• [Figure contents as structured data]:
>>>

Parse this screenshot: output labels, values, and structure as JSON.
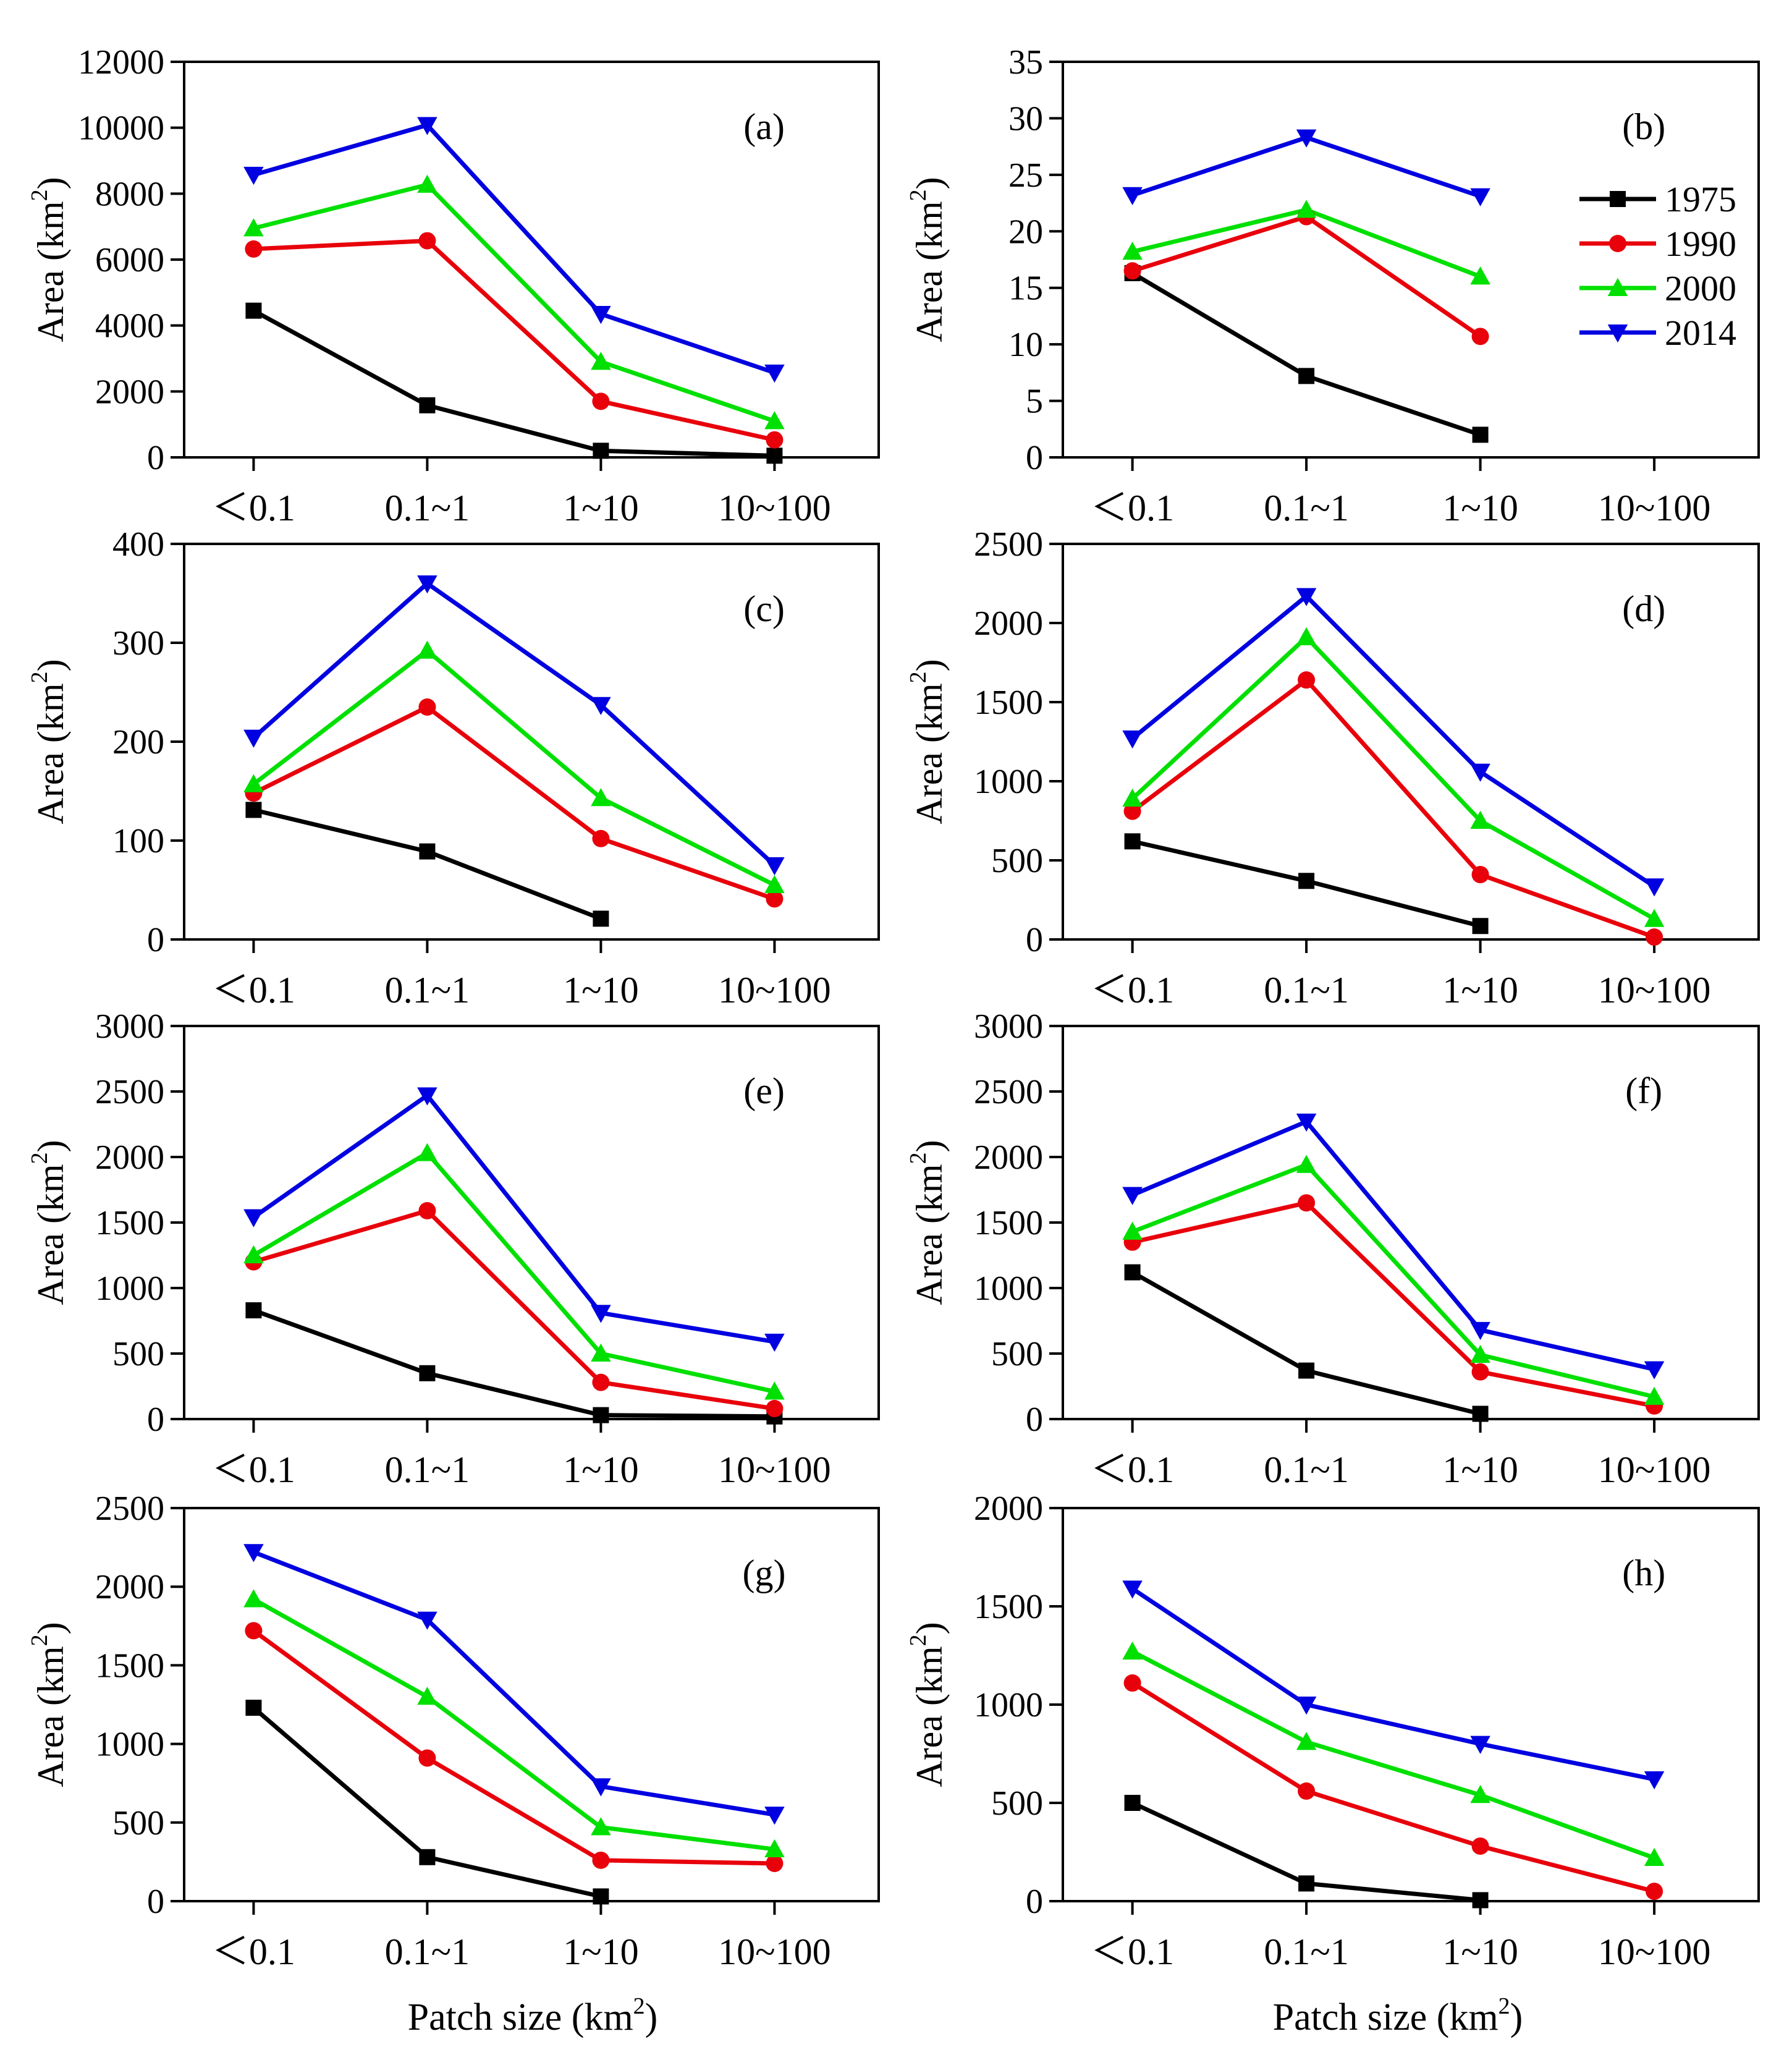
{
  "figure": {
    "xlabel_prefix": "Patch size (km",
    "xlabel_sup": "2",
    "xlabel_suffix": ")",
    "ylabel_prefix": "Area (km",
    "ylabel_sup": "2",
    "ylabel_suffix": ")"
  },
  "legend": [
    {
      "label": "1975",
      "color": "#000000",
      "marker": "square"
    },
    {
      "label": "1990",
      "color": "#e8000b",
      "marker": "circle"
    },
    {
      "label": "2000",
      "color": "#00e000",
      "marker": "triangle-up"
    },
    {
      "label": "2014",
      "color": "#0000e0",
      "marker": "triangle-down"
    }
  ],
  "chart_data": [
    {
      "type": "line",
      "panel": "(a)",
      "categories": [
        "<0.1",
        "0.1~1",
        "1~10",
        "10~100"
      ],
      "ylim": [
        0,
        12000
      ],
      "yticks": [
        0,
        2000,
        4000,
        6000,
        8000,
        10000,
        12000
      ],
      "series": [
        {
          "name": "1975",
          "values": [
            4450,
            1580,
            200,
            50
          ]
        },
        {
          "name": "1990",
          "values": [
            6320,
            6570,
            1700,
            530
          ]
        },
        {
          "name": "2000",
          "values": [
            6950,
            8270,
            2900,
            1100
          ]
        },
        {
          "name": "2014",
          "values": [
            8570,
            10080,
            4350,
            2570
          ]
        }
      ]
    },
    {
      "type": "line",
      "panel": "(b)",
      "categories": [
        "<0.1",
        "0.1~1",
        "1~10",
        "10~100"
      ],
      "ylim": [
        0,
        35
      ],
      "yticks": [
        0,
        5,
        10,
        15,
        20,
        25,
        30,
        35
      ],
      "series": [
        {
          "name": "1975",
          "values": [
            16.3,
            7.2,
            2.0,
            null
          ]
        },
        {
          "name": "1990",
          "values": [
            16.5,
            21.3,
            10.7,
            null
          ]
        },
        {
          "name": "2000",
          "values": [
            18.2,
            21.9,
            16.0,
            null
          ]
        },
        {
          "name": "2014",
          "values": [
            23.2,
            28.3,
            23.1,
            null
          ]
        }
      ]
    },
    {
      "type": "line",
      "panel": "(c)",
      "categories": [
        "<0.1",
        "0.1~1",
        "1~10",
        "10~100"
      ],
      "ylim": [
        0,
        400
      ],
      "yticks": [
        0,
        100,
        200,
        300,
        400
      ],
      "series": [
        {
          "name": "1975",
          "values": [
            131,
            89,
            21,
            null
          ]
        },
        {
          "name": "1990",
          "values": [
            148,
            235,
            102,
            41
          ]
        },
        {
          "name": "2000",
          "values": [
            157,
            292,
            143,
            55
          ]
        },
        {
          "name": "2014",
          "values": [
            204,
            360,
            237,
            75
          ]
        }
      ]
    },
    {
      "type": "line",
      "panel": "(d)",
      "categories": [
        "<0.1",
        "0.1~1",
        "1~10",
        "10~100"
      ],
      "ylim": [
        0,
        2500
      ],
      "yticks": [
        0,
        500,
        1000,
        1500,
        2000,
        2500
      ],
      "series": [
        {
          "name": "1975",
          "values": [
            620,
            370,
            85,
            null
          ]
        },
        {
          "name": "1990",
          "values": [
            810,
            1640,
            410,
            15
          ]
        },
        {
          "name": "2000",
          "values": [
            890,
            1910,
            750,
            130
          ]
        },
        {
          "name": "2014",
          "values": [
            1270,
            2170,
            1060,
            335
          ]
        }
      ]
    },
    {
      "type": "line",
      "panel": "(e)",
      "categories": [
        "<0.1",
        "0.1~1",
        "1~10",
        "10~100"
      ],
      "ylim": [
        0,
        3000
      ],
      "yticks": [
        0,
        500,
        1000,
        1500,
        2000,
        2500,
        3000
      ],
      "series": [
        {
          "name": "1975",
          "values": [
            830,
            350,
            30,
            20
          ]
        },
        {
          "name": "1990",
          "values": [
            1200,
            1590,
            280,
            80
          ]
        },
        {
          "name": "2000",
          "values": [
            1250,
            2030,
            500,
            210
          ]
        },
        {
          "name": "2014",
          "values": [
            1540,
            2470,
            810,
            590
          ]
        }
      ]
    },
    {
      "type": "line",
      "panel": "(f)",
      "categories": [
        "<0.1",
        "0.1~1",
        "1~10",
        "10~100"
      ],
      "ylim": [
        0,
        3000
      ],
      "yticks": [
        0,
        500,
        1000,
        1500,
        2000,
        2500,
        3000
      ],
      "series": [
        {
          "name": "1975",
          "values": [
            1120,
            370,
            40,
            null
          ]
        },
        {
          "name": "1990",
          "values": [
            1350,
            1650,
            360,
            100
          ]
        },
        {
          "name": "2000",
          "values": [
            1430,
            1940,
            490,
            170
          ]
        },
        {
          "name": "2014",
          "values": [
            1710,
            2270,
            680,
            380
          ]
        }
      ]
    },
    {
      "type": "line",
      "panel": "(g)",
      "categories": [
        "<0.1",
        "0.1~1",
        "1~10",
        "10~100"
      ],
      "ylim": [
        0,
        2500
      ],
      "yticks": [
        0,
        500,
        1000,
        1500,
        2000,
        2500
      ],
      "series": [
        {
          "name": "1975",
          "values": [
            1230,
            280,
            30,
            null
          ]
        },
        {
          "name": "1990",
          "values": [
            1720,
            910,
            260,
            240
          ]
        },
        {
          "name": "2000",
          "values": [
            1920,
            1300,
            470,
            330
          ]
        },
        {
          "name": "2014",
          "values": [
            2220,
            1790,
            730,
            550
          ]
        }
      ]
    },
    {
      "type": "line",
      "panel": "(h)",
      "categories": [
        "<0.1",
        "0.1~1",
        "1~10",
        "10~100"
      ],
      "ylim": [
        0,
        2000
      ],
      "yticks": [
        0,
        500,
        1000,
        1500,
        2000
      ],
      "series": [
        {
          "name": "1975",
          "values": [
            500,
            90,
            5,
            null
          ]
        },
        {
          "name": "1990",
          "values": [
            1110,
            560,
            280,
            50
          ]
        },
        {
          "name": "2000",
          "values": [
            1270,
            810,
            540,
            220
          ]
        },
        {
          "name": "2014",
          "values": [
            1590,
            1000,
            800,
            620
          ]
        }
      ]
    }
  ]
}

<<<

• [Instructions to follow]: Without the pictures, write out every entry precisely as it appears.

• [Correct answer]:
Parse this screenshot: output labels, values, and structure as JSON.
{
  "figure": {
    "xlabel_prefix": "Patch size (km",
    "xlabel_sup": "2",
    "xlabel_suffix": ")",
    "ylabel_prefix": "Area (km",
    "ylabel_sup": "2",
    "ylabel_suffix": ")"
  },
  "legend": [
    {
      "label": "1975",
      "color": "#000000",
      "marker": "square"
    },
    {
      "label": "1990",
      "color": "#e8000b",
      "marker": "circle"
    },
    {
      "label": "2000",
      "color": "#00e000",
      "marker": "triangle-up"
    },
    {
      "label": "2014",
      "color": "#0000e0",
      "marker": "triangle-down"
    }
  ],
  "chart_data": [
    {
      "type": "line",
      "panel": "(a)",
      "categories": [
        "<0.1",
        "0.1~1",
        "1~10",
        "10~100"
      ],
      "ylim": [
        0,
        12000
      ],
      "yticks": [
        0,
        2000,
        4000,
        6000,
        8000,
        10000,
        12000
      ],
      "series": [
        {
          "name": "1975",
          "values": [
            4450,
            1580,
            200,
            50
          ]
        },
        {
          "name": "1990",
          "values": [
            6320,
            6570,
            1700,
            530
          ]
        },
        {
          "name": "2000",
          "values": [
            6950,
            8270,
            2900,
            1100
          ]
        },
        {
          "name": "2014",
          "values": [
            8570,
            10080,
            4350,
            2570
          ]
        }
      ]
    },
    {
      "type": "line",
      "panel": "(b)",
      "categories": [
        "<0.1",
        "0.1~1",
        "1~10",
        "10~100"
      ],
      "ylim": [
        0,
        35
      ],
      "yticks": [
        0,
        5,
        10,
        15,
        20,
        25,
        30,
        35
      ],
      "series": [
        {
          "name": "1975",
          "values": [
            16.3,
            7.2,
            2.0,
            null
          ]
        },
        {
          "name": "1990",
          "values": [
            16.5,
            21.3,
            10.7,
            null
          ]
        },
        {
          "name": "2000",
          "values": [
            18.2,
            21.9,
            16.0,
            null
          ]
        },
        {
          "name": "2014",
          "values": [
            23.2,
            28.3,
            23.1,
            null
          ]
        }
      ]
    },
    {
      "type": "line",
      "panel": "(c)",
      "categories": [
        "<0.1",
        "0.1~1",
        "1~10",
        "10~100"
      ],
      "ylim": [
        0,
        400
      ],
      "yticks": [
        0,
        100,
        200,
        300,
        400
      ],
      "series": [
        {
          "name": "1975",
          "values": [
            131,
            89,
            21,
            null
          ]
        },
        {
          "name": "1990",
          "values": [
            148,
            235,
            102,
            41
          ]
        },
        {
          "name": "2000",
          "values": [
            157,
            292,
            143,
            55
          ]
        },
        {
          "name": "2014",
          "values": [
            204,
            360,
            237,
            75
          ]
        }
      ]
    },
    {
      "type": "line",
      "panel": "(d)",
      "categories": [
        "<0.1",
        "0.1~1",
        "1~10",
        "10~100"
      ],
      "ylim": [
        0,
        2500
      ],
      "yticks": [
        0,
        500,
        1000,
        1500,
        2000,
        2500
      ],
      "series": [
        {
          "name": "1975",
          "values": [
            620,
            370,
            85,
            null
          ]
        },
        {
          "name": "1990",
          "values": [
            810,
            1640,
            410,
            15
          ]
        },
        {
          "name": "2000",
          "values": [
            890,
            1910,
            750,
            130
          ]
        },
        {
          "name": "2014",
          "values": [
            1270,
            2170,
            1060,
            335
          ]
        }
      ]
    },
    {
      "type": "line",
      "panel": "(e)",
      "categories": [
        "<0.1",
        "0.1~1",
        "1~10",
        "10~100"
      ],
      "ylim": [
        0,
        3000
      ],
      "yticks": [
        0,
        500,
        1000,
        1500,
        2000,
        2500,
        3000
      ],
      "series": [
        {
          "name": "1975",
          "values": [
            830,
            350,
            30,
            20
          ]
        },
        {
          "name": "1990",
          "values": [
            1200,
            1590,
            280,
            80
          ]
        },
        {
          "name": "2000",
          "values": [
            1250,
            2030,
            500,
            210
          ]
        },
        {
          "name": "2014",
          "values": [
            1540,
            2470,
            810,
            590
          ]
        }
      ]
    },
    {
      "type": "line",
      "panel": "(f)",
      "categories": [
        "<0.1",
        "0.1~1",
        "1~10",
        "10~100"
      ],
      "ylim": [
        0,
        3000
      ],
      "yticks": [
        0,
        500,
        1000,
        1500,
        2000,
        2500,
        3000
      ],
      "series": [
        {
          "name": "1975",
          "values": [
            1120,
            370,
            40,
            null
          ]
        },
        {
          "name": "1990",
          "values": [
            1350,
            1650,
            360,
            100
          ]
        },
        {
          "name": "2000",
          "values": [
            1430,
            1940,
            490,
            170
          ]
        },
        {
          "name": "2014",
          "values": [
            1710,
            2270,
            680,
            380
          ]
        }
      ]
    },
    {
      "type": "line",
      "panel": "(g)",
      "categories": [
        "<0.1",
        "0.1~1",
        "1~10",
        "10~100"
      ],
      "ylim": [
        0,
        2500
      ],
      "yticks": [
        0,
        500,
        1000,
        1500,
        2000,
        2500
      ],
      "series": [
        {
          "name": "1975",
          "values": [
            1230,
            280,
            30,
            null
          ]
        },
        {
          "name": "1990",
          "values": [
            1720,
            910,
            260,
            240
          ]
        },
        {
          "name": "2000",
          "values": [
            1920,
            1300,
            470,
            330
          ]
        },
        {
          "name": "2014",
          "values": [
            2220,
            1790,
            730,
            550
          ]
        }
      ]
    },
    {
      "type": "line",
      "panel": "(h)",
      "categories": [
        "<0.1",
        "0.1~1",
        "1~10",
        "10~100"
      ],
      "ylim": [
        0,
        2000
      ],
      "yticks": [
        0,
        500,
        1000,
        1500,
        2000
      ],
      "series": [
        {
          "name": "1975",
          "values": [
            500,
            90,
            5,
            null
          ]
        },
        {
          "name": "1990",
          "values": [
            1110,
            560,
            280,
            50
          ]
        },
        {
          "name": "2000",
          "values": [
            1270,
            810,
            540,
            220
          ]
        },
        {
          "name": "2014",
          "values": [
            1590,
            1000,
            800,
            620
          ]
        }
      ]
    }
  ]
}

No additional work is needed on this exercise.